• [WHAT IS EXPECTED]
Count each line below that has "back" anywhere in it. Answer with the total alone.

• [GIVEN ENTRIES]
:::::

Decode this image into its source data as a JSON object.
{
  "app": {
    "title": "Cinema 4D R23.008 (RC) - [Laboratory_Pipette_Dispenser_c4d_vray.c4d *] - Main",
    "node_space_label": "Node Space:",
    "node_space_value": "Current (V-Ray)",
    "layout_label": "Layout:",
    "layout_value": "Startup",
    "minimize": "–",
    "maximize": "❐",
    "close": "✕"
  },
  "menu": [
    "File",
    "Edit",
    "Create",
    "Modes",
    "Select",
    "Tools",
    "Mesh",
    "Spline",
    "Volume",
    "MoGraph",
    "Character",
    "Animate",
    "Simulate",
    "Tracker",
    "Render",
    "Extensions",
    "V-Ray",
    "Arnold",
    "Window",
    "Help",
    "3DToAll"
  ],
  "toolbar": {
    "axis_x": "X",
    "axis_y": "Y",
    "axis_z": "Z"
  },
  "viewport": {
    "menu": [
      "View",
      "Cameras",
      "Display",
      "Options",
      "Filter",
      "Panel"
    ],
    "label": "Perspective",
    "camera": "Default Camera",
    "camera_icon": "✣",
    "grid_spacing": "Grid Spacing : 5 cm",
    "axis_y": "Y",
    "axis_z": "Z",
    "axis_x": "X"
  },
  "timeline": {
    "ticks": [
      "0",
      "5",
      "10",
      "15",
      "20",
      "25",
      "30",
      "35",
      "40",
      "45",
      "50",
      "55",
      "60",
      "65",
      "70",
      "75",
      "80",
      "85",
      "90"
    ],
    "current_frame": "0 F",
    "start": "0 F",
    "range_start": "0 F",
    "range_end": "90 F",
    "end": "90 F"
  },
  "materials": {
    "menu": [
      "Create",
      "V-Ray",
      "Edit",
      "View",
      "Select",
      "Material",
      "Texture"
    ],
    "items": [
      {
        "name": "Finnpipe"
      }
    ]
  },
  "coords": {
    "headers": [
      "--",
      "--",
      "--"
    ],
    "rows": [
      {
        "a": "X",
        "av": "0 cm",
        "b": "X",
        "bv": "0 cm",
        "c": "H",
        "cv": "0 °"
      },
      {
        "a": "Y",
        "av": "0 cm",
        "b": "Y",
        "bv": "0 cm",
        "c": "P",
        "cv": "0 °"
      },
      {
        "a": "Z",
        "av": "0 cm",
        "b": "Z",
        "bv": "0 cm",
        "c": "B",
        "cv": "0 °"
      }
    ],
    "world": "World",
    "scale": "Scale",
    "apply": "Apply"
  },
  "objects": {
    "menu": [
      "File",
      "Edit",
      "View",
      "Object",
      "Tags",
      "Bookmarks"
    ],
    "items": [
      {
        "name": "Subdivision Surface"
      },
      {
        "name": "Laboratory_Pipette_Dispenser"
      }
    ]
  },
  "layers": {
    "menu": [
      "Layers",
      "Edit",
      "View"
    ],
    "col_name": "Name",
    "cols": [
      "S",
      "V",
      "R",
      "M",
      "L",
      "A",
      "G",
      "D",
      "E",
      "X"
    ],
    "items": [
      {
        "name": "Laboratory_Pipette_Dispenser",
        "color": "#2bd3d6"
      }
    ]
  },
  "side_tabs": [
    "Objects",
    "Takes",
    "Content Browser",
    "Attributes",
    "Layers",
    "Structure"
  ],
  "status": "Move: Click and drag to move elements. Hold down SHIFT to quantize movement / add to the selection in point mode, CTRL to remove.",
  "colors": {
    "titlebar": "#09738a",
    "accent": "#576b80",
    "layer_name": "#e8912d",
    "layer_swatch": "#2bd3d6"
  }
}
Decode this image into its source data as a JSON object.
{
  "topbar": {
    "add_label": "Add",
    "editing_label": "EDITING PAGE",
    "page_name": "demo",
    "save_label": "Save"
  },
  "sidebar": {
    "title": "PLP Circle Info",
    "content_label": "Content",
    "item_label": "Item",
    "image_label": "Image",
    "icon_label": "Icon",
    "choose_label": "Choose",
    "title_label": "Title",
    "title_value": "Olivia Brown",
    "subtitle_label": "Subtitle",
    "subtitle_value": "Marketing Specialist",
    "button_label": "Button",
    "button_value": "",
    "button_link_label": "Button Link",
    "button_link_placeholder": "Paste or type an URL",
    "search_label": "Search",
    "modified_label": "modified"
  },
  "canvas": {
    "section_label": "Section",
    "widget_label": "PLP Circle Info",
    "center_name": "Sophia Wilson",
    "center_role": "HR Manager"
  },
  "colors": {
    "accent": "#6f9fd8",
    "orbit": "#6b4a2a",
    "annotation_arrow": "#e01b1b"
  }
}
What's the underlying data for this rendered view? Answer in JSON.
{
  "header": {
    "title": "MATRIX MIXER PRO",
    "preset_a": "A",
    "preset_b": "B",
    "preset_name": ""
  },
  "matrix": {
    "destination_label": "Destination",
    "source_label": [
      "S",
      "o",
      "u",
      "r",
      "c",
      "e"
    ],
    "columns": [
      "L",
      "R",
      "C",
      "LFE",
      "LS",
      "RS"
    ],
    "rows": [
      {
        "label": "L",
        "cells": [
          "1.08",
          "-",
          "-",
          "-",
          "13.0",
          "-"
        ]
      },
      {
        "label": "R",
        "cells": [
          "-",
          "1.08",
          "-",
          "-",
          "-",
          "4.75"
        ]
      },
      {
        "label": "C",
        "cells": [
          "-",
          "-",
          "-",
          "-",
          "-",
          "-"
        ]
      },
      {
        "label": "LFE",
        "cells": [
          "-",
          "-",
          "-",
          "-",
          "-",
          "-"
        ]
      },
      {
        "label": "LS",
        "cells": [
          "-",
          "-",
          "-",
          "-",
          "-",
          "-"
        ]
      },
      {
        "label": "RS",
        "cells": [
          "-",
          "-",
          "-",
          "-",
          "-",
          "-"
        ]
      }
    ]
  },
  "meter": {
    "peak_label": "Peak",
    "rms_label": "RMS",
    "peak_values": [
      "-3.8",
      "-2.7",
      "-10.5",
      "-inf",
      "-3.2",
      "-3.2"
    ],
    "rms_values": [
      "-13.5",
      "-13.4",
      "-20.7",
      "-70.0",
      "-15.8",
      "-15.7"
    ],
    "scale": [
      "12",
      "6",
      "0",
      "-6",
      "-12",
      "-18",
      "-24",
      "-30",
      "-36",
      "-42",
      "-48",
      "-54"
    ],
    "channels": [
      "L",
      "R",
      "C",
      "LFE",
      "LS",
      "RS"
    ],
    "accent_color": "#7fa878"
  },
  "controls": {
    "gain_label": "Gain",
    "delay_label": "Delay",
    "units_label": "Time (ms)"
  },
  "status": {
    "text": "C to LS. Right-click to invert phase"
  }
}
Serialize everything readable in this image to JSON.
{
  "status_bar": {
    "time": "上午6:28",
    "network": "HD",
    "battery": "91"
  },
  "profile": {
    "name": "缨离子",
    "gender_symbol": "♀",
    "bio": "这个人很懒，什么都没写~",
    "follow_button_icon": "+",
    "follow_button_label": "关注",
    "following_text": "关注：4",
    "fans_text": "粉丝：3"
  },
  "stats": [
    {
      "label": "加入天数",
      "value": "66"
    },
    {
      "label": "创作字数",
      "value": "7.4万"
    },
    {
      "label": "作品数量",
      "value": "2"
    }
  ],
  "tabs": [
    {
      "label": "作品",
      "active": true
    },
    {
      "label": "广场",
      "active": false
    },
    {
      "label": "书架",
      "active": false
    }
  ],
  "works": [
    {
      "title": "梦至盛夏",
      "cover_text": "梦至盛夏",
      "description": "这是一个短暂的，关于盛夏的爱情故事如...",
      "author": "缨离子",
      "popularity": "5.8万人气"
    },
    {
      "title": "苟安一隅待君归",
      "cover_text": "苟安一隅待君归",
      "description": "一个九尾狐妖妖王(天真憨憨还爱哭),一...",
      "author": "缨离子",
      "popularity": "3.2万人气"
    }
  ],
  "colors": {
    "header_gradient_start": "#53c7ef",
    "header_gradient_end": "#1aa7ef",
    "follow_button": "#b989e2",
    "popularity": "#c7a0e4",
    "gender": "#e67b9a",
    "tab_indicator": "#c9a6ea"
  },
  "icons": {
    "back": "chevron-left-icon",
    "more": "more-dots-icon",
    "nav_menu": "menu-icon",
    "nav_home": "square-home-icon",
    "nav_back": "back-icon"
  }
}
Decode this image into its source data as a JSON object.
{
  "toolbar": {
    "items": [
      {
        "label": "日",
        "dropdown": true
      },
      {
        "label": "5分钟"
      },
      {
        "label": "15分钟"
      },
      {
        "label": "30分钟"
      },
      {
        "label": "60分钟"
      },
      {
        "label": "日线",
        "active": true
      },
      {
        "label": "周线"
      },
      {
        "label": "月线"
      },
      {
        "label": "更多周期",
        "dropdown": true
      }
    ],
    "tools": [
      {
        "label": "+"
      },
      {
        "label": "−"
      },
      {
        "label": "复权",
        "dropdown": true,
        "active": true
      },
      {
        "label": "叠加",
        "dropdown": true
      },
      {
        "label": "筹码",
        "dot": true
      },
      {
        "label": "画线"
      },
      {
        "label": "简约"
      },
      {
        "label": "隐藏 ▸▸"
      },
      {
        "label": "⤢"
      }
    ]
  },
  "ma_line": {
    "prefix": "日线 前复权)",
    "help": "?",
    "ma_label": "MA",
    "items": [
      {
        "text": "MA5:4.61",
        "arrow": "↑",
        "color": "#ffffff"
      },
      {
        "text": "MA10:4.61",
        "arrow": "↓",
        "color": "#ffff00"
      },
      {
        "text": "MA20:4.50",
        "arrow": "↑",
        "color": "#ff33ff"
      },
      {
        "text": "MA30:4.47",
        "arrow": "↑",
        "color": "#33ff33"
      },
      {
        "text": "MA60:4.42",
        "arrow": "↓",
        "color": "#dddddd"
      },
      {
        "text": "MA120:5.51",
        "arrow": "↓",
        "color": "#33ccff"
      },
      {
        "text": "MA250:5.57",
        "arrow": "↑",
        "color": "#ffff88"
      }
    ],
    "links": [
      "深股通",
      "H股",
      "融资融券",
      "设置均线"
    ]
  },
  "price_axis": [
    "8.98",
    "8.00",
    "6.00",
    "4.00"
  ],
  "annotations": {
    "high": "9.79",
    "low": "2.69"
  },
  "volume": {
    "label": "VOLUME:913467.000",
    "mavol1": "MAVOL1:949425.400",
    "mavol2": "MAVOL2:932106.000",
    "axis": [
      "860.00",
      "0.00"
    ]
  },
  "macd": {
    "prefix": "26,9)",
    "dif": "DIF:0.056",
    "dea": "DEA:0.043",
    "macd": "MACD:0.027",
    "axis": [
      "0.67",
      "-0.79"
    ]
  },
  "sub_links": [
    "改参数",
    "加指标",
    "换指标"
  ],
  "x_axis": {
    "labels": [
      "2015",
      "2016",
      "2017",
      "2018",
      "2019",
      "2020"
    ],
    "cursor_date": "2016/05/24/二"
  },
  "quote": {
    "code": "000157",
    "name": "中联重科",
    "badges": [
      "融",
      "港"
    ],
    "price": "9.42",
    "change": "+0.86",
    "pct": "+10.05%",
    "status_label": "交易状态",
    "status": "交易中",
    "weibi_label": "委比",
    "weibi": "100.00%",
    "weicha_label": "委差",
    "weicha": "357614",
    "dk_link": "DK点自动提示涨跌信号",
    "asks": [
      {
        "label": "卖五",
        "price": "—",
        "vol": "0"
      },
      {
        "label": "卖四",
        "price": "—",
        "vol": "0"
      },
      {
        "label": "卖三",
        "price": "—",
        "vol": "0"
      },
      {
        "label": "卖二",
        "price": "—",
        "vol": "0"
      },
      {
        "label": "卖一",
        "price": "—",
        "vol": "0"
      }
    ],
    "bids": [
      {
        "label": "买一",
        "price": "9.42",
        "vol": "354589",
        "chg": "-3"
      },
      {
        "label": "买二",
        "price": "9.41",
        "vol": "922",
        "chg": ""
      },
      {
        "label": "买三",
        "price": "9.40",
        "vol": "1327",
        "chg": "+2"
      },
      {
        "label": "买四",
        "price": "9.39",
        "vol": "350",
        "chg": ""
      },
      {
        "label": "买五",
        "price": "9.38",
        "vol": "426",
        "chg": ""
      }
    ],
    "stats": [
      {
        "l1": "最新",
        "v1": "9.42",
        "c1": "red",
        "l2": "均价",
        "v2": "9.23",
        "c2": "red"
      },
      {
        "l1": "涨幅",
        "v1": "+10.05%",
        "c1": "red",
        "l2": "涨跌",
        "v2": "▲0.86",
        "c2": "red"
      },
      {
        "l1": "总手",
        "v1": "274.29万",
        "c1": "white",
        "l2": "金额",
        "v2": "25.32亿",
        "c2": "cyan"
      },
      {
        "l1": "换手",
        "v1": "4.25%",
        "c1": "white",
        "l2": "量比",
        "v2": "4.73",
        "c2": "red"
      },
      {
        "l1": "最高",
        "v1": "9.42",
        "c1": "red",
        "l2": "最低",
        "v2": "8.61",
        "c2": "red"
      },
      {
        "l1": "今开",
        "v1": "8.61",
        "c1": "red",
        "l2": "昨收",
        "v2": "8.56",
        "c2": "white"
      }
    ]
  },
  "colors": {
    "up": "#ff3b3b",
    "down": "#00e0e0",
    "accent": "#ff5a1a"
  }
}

:::::

• [FULL RESPONSE]
2